● WHAT YOU WILL DO
Copy out all lines of the records in which the word "Forecast" appears.

● DATA PROVIDED

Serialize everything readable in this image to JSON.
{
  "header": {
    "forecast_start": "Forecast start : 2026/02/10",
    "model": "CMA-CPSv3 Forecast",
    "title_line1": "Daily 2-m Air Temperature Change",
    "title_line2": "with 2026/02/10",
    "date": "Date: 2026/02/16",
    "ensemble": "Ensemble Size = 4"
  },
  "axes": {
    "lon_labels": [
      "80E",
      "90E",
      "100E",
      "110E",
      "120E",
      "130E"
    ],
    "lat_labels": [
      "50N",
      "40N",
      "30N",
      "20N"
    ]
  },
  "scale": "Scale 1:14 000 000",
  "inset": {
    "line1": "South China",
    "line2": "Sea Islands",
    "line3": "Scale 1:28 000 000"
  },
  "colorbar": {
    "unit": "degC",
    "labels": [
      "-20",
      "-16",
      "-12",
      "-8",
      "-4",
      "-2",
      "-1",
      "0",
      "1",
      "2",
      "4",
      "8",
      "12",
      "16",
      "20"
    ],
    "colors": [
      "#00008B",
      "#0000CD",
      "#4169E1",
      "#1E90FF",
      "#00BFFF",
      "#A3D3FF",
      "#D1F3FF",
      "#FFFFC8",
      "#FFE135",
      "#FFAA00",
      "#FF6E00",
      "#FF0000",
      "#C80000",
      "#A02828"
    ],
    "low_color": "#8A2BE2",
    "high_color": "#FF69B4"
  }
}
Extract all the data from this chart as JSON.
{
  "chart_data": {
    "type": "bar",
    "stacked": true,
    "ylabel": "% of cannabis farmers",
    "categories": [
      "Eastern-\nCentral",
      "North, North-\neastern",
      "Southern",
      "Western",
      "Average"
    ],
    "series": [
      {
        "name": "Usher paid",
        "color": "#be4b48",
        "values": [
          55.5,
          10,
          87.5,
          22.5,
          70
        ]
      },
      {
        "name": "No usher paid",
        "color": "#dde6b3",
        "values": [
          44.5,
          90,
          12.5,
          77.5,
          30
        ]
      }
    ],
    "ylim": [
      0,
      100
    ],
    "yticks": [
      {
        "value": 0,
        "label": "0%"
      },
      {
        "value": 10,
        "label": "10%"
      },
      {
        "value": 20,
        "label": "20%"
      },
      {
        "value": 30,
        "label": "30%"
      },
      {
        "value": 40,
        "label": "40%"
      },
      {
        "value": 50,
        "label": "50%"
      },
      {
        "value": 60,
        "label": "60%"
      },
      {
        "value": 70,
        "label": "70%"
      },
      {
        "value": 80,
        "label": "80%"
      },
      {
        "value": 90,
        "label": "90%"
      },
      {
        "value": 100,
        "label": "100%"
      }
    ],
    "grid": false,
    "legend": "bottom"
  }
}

● EXERCISE SOLUTION
    "forecast_start": "Forecast start : 2026/02/10",
    "model": "CMA-CPSv3 Forecast",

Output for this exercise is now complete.